• **Material shown**
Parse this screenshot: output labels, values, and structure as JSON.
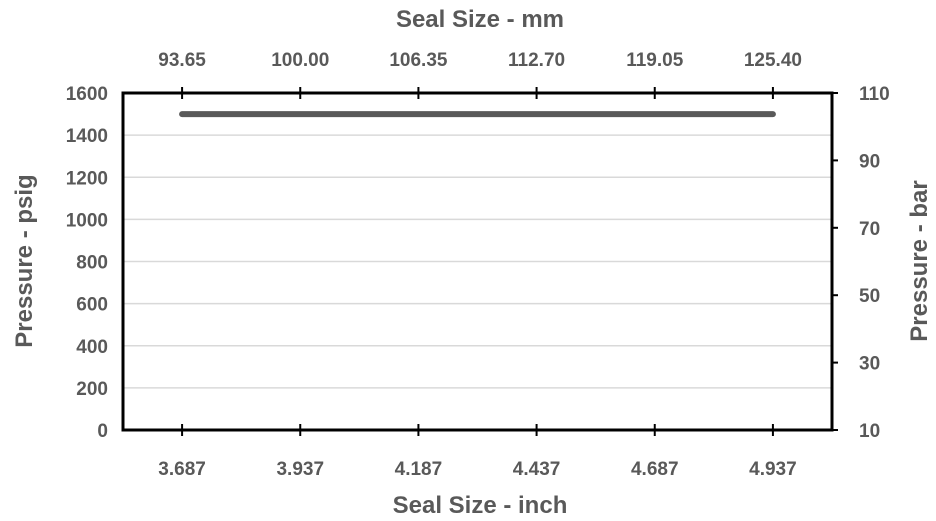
{
  "chart_data": {
    "type": "line",
    "title": "",
    "xlabel": "Seal Size - inch",
    "x2label": "Seal Size - mm",
    "ylabel": "Pressure - psig",
    "y2label": "Pressure - bar",
    "x_ticks": [
      "3.687",
      "3.937",
      "4.187",
      "4.437",
      "4.687",
      "4.937"
    ],
    "x2_ticks": [
      "93.65",
      "100.00",
      "106.35",
      "112.70",
      "119.05",
      "125.40"
    ],
    "y_ticks": [
      "0",
      "200",
      "400",
      "600",
      "800",
      "1000",
      "1200",
      "1400",
      "1600"
    ],
    "y2_ticks": [
      "10",
      "30",
      "50",
      "70",
      "90",
      "110"
    ],
    "xlim": [
      3.562,
      5.062
    ],
    "ylim": [
      0,
      1600
    ],
    "y2lim": [
      10,
      110
    ],
    "grid": true,
    "series": [
      {
        "name": "",
        "x": [
          3.687,
          4.937
        ],
        "y": [
          1500,
          1500
        ],
        "color": "#595959"
      }
    ],
    "colors": {
      "axis": "#000000",
      "grid": "#d9d9d9",
      "text": "#595959",
      "line": "#595959"
    }
  }
}
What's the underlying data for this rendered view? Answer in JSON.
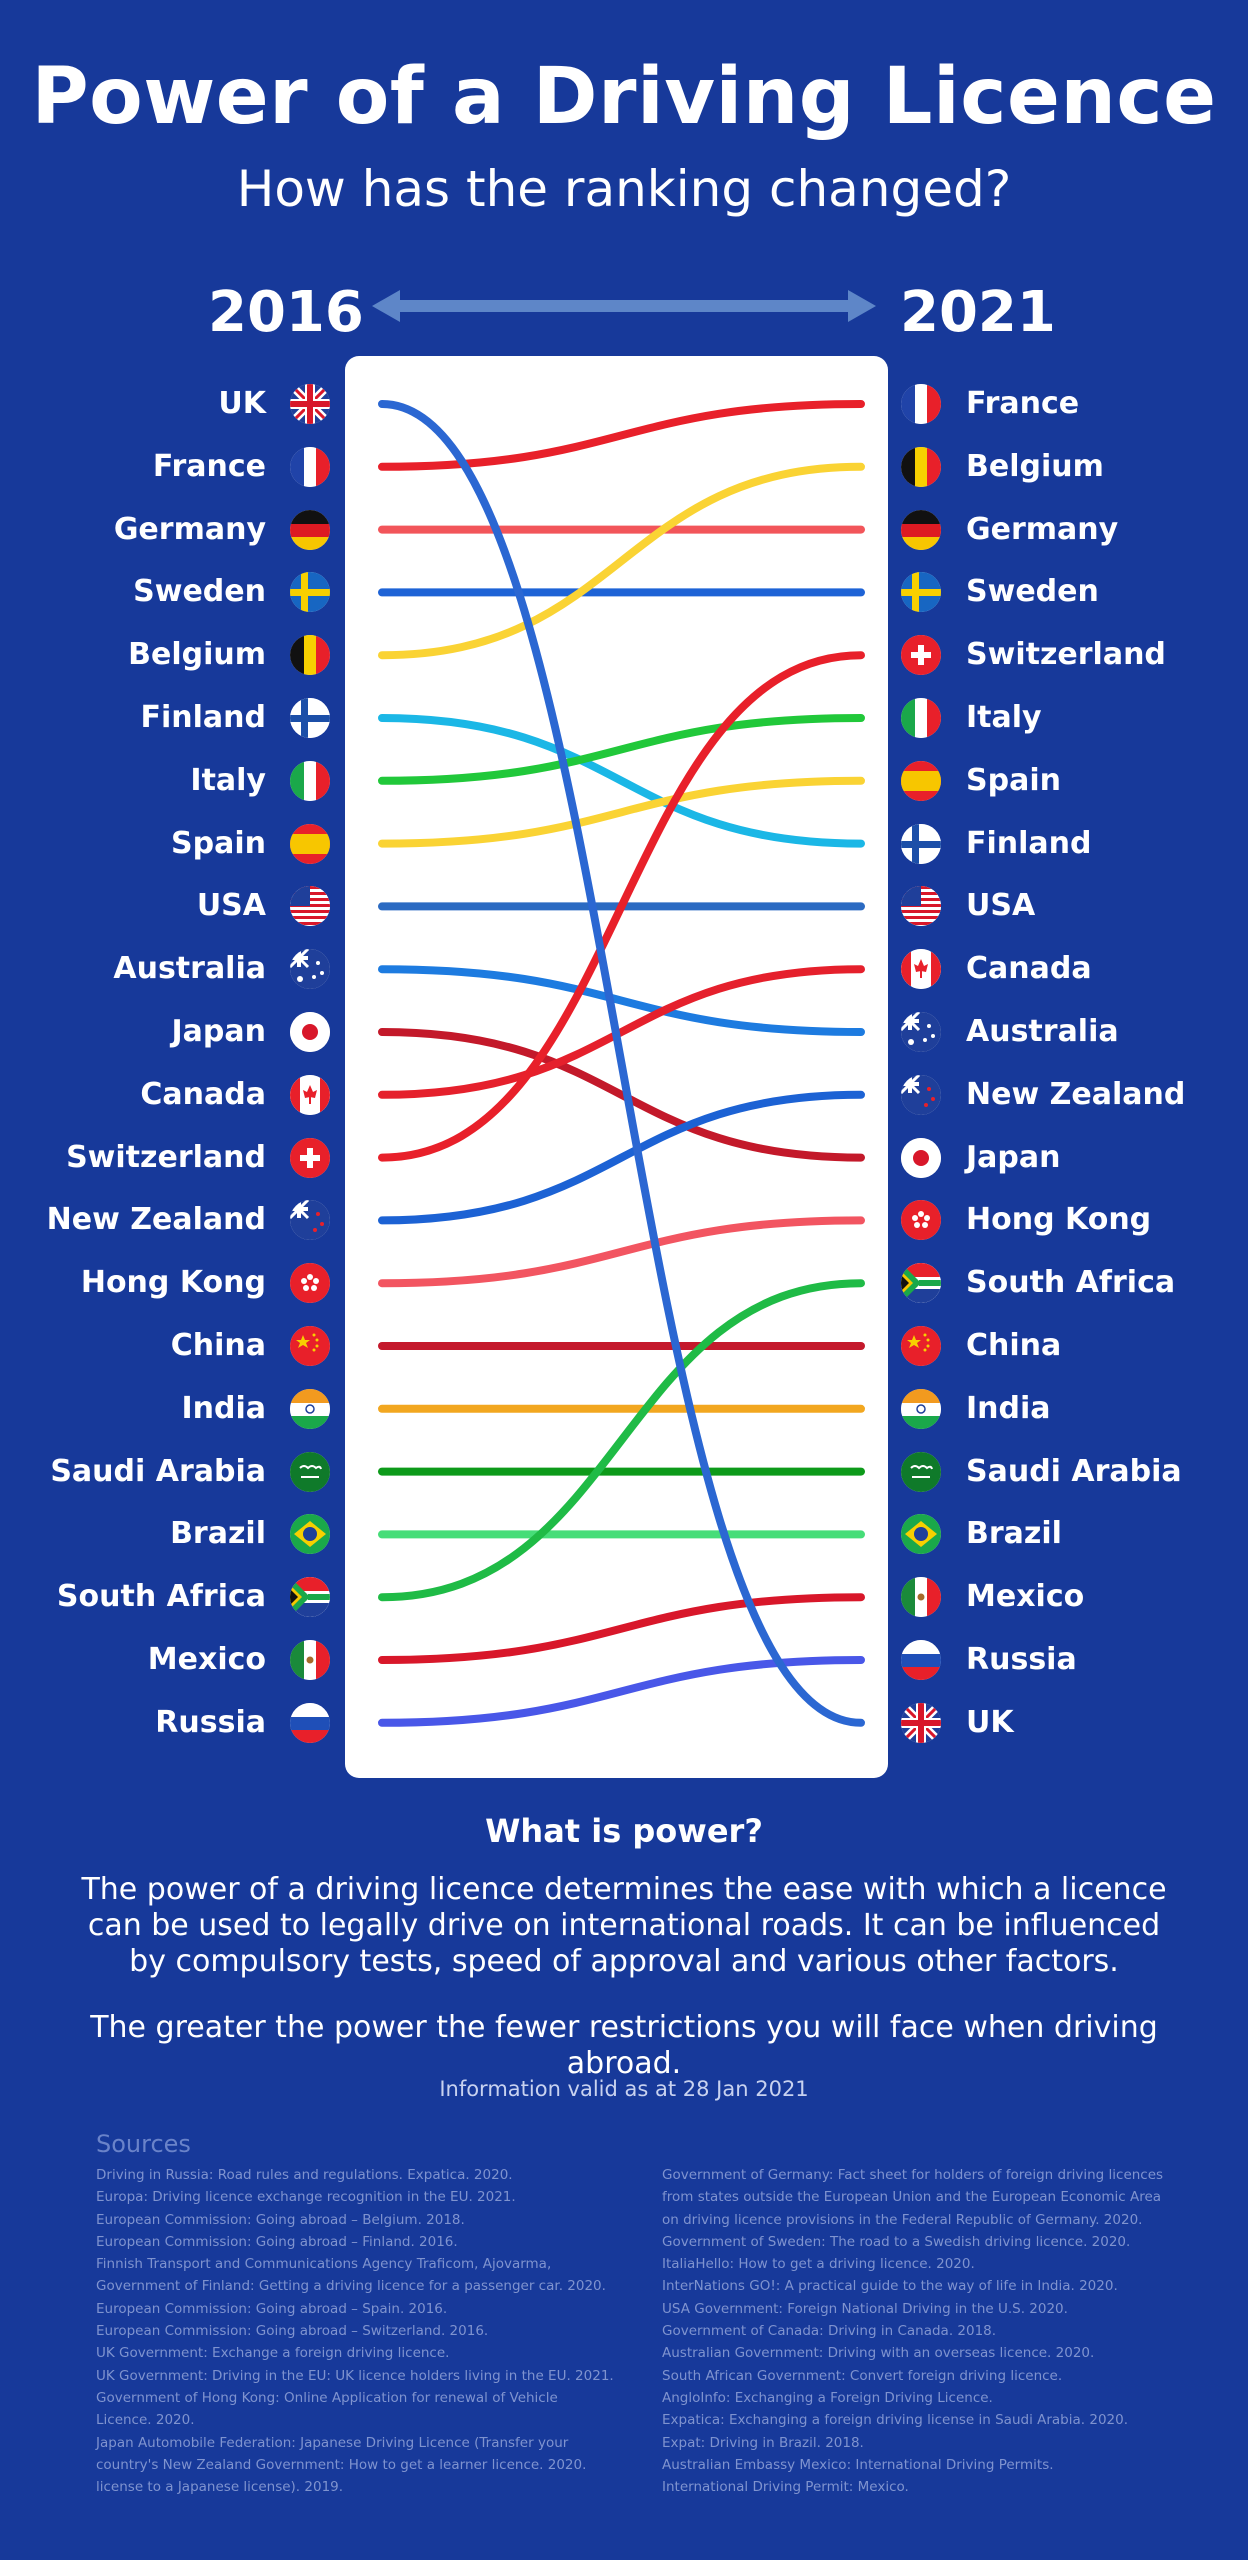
{
  "title": "Power of a Driving Licence",
  "subtitle": "How has the ranking changed?",
  "chart_data": {
    "type": "line",
    "chart_kind": "slope / bump chart of rankings",
    "x": [
      "2016",
      "2021"
    ],
    "rank_order": "1 = most powerful (top)",
    "countries": [
      {
        "name": "UK",
        "flag": "uk-flag-icon",
        "color": "#2b67d2",
        "rank_2016": 1,
        "rank_2021": 22
      },
      {
        "name": "France",
        "flag": "france-flag-icon",
        "color": "#e8202a",
        "rank_2016": 2,
        "rank_2021": 1
      },
      {
        "name": "Germany",
        "flag": "germany-flag-icon",
        "color": "#f2555a",
        "rank_2016": 3,
        "rank_2021": 3
      },
      {
        "name": "Sweden",
        "flag": "sweden-flag-icon",
        "color": "#1e63d6",
        "rank_2016": 4,
        "rank_2021": 4
      },
      {
        "name": "Belgium",
        "flag": "belgium-flag-icon",
        "color": "#fad334",
        "rank_2016": 5,
        "rank_2021": 2
      },
      {
        "name": "Finland",
        "flag": "finland-flag-icon",
        "color": "#1bb7e6",
        "rank_2016": 6,
        "rank_2021": 8
      },
      {
        "name": "Italy",
        "flag": "italy-flag-icon",
        "color": "#21c83a",
        "rank_2016": 7,
        "rank_2021": 6
      },
      {
        "name": "Spain",
        "flag": "spain-flag-icon",
        "color": "#fad334",
        "rank_2016": 8,
        "rank_2021": 7
      },
      {
        "name": "USA",
        "flag": "usa-flag-icon",
        "color": "#2b6ac2",
        "rank_2016": 9,
        "rank_2021": 9
      },
      {
        "name": "Australia",
        "flag": "australia-flag-icon",
        "color": "#1d7be0",
        "rank_2016": 10,
        "rank_2021": 11
      },
      {
        "name": "Japan",
        "flag": "japan-flag-icon",
        "color": "#c3192a",
        "rank_2016": 11,
        "rank_2021": 13
      },
      {
        "name": "Canada",
        "flag": "canada-flag-icon",
        "color": "#e5202c",
        "rank_2016": 12,
        "rank_2021": 10
      },
      {
        "name": "Switzerland",
        "flag": "switzerland-flag-icon",
        "color": "#e8202a",
        "rank_2016": 13,
        "rank_2021": 5
      },
      {
        "name": "New Zealand",
        "flag": "new-zealand-flag-icon",
        "color": "#1c62d4",
        "rank_2016": 14,
        "rank_2021": 12
      },
      {
        "name": "Hong Kong",
        "flag": "hong-kong-flag-icon",
        "color": "#f25561",
        "rank_2016": 15,
        "rank_2021": 14
      },
      {
        "name": "China",
        "flag": "china-flag-icon",
        "color": "#c4192c",
        "rank_2016": 16,
        "rank_2021": 16
      },
      {
        "name": "India",
        "flag": "india-flag-icon",
        "color": "#f2a720",
        "rank_2016": 17,
        "rank_2021": 17
      },
      {
        "name": "Saudi Arabia",
        "flag": "saudi-arabia-flag-icon",
        "color": "#0d9a1a",
        "rank_2016": 18,
        "rank_2021": 18
      },
      {
        "name": "Brazil",
        "flag": "brazil-flag-icon",
        "color": "#46dd78",
        "rank_2016": 19,
        "rank_2021": 19
      },
      {
        "name": "South Africa",
        "flag": "south-africa-flag-icon",
        "color": "#1fbb46",
        "rank_2016": 20,
        "rank_2021": 15
      },
      {
        "name": "Mexico",
        "flag": "mexico-flag-icon",
        "color": "#d8172a",
        "rank_2016": 21,
        "rank_2021": 20
      },
      {
        "name": "Russia",
        "flag": "russia-flag-icon",
        "color": "#4957e8",
        "rank_2016": 22,
        "rank_2021": 21
      }
    ],
    "years": {
      "left": "2016",
      "right": "2021"
    },
    "legend": "none"
  },
  "arrow_icon": "double-headed-arrow-icon",
  "what_is_power": {
    "heading": "What is power?",
    "paragraph1": "The power of a driving licence determines the ease with which a licence can be used to legally drive on international roads. It can be influenced by compulsory tests, speed of approval and various other factors.",
    "paragraph2": "The greater the power the fewer restrictions you will face when driving abroad."
  },
  "valid_note": "Information valid as at 28 Jan 2021",
  "sources": {
    "title": "Sources",
    "left": [
      "Driving in Russia: Road rules and regulations. Expatica. 2020.",
      "Europa: Driving licence exchange recognition in the EU. 2021.",
      "European Commission: Going abroad – Belgium. 2018.",
      "European Commission: Going abroad – Finland. 2016.",
      "Finnish Transport and Communications Agency Traficom, Ajovarma, Government of Finland: Getting a driving licence for a passenger car. 2020.",
      "European Commission: Going abroad – Spain. 2016.",
      "European Commission: Going abroad – Switzerland. 2016.",
      "UK Government: Exchange a foreign driving licence.",
      "UK Government: Driving in the EU: UK licence holders living in the EU. 2021.",
      "Government of Hong Kong: Online Application for renewal of Vehicle Licence. 2020.",
      "Japan Automobile Federation: Japanese Driving Licence (Transfer your country's New Zealand Government: How to get a learner licence. 2020.",
      "license to a Japanese license). 2019."
    ],
    "right": [
      "Government of Germany: Fact sheet for holders of foreign driving licences from states outside the European Union and the European Economic Area on driving licence provisions in the Federal Republic of Germany. 2020.",
      "Government of Sweden: The road to a Swedish driving licence. 2020.",
      "ItaliaHello: How to get a driving licence. 2020.",
      "InterNations GO!: A practical guide to the way of life in India. 2020.",
      "USA Government: Foreign National Driving in the U.S. 2020.",
      "Government of Canada: Driving in Canada. 2018.",
      "Australian Government: Driving with an overseas licence. 2020.",
      "South African Government: Convert foreign driving licence.",
      "AngloInfo: Exchanging a Foreign Driving Licence.",
      "Expatica: Exchanging a foreign driving license in Saudi Arabia. 2020.",
      "Expat: Driving in Brazil. 2018.",
      "Australian Embassy Mexico: International Driving Permits.",
      "International Driving Permit: Mexico."
    ]
  }
}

• **Exercise objective**
Looking at the records above, work out how many lines include the word "Size", then give that number by itself.

• **Written answer**
2